*Aim*. Lines holding the string "Performance" are the ones to copy; find them all in the data.

(Stored entries)
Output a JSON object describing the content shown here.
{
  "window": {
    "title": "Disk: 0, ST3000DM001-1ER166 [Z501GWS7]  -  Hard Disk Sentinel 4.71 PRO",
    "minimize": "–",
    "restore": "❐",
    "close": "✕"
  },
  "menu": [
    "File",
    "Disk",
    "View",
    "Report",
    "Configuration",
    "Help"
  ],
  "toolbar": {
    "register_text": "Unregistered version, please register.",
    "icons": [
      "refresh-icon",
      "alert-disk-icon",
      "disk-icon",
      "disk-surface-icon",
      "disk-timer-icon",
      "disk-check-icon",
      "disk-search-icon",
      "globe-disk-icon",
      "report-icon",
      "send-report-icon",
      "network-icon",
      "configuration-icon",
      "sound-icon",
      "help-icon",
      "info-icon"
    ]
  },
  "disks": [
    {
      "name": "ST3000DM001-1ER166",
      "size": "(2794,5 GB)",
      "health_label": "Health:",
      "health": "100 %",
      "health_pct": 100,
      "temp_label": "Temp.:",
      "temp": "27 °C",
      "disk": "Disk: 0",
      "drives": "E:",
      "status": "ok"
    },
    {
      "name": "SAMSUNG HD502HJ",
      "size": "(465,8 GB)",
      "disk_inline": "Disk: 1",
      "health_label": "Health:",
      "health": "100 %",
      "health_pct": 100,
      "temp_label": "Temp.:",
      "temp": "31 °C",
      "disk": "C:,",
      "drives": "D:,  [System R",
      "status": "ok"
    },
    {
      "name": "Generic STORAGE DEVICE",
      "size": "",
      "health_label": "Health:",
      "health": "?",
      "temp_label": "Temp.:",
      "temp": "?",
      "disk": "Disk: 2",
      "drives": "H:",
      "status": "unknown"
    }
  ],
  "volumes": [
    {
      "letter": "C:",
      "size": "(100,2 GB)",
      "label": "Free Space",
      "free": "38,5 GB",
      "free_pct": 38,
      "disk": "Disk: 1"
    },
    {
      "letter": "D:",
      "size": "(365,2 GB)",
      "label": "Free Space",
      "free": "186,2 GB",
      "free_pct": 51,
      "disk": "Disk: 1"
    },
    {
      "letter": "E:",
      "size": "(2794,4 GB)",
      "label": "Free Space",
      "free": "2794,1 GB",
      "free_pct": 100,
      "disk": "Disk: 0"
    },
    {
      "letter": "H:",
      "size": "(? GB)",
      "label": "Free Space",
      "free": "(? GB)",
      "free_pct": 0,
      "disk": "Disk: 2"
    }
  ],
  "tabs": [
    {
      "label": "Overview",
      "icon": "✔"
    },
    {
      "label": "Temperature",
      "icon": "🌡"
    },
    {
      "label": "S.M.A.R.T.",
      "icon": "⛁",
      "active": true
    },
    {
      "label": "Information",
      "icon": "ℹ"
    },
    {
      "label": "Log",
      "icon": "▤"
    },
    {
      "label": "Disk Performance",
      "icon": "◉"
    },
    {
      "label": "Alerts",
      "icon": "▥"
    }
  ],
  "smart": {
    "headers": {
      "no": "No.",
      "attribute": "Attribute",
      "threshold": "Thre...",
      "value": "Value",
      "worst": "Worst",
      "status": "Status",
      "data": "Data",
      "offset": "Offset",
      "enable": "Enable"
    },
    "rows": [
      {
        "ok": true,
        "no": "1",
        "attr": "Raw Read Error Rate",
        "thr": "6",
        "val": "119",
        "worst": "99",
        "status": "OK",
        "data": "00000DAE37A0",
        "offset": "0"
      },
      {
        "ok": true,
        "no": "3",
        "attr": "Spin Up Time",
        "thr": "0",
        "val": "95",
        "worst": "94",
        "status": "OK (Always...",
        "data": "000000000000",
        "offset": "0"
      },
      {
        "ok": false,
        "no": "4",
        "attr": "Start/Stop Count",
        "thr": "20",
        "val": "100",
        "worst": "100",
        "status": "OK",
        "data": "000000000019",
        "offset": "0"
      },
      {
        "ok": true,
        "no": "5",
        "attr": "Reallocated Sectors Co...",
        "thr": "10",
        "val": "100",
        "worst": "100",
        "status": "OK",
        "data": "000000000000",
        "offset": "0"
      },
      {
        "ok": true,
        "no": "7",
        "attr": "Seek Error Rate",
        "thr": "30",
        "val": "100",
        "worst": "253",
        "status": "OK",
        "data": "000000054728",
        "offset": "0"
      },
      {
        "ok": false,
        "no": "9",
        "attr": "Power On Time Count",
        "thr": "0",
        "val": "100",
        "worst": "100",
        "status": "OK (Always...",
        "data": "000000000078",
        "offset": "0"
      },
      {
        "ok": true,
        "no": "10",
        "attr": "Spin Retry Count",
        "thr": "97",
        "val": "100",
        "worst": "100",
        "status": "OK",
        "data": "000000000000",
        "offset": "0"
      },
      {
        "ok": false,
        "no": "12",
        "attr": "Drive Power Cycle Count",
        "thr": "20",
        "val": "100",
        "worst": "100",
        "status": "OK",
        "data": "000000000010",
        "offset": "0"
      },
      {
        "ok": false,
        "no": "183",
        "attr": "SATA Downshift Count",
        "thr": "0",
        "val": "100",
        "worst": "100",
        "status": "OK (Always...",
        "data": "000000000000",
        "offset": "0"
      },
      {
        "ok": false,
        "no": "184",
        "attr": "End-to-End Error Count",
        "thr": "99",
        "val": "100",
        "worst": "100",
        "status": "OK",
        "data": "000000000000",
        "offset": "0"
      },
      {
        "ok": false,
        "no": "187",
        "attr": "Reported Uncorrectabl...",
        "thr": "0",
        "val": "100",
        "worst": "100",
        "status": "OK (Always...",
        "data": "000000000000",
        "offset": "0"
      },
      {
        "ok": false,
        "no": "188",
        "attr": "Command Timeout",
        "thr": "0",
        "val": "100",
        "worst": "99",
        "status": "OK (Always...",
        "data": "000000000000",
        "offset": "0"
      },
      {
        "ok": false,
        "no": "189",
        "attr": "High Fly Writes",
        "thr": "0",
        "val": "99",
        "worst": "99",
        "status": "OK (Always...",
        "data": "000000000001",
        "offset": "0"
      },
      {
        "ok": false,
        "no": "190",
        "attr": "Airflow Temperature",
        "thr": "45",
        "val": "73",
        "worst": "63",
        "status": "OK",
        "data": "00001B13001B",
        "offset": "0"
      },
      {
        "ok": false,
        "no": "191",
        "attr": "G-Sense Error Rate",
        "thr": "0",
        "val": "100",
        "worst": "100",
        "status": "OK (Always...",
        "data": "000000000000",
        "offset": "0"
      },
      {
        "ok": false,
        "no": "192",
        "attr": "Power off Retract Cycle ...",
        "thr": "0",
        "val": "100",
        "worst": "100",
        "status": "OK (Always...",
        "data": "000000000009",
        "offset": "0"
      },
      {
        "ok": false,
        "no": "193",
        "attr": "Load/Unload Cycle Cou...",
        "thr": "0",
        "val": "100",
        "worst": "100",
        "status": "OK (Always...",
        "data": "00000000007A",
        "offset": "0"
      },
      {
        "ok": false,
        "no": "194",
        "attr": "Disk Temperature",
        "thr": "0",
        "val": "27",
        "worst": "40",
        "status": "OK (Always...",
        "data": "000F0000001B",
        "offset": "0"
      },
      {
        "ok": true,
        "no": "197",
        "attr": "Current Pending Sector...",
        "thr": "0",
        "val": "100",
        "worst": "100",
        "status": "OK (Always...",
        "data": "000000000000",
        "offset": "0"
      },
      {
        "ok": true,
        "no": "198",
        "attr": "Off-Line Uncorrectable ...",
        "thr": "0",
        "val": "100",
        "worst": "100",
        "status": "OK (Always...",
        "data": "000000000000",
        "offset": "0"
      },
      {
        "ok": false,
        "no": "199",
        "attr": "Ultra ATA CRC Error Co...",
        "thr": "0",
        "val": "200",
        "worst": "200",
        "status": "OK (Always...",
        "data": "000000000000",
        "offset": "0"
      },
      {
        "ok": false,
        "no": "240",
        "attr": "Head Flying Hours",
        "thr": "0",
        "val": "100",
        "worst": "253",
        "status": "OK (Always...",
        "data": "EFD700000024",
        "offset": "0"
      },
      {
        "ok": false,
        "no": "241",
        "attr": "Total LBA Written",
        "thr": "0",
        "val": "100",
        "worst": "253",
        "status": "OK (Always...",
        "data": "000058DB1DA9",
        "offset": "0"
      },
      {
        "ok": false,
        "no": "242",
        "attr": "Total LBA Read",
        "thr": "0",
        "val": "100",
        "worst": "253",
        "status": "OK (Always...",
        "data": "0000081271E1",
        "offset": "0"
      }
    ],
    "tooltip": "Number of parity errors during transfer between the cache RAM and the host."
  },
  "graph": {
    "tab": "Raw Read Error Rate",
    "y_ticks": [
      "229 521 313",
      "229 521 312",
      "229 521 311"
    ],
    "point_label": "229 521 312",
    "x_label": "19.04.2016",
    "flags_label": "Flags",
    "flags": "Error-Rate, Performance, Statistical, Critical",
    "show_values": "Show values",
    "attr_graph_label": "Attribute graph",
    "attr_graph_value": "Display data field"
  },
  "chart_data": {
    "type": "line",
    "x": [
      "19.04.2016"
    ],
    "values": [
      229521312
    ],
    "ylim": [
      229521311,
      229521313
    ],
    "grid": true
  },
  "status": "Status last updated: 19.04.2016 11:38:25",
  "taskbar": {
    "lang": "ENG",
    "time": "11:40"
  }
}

*Solution to the exercise*.
      "label": "Disk Performance",
    "flags": "Error-Rate, Performance, Statistical, Critical",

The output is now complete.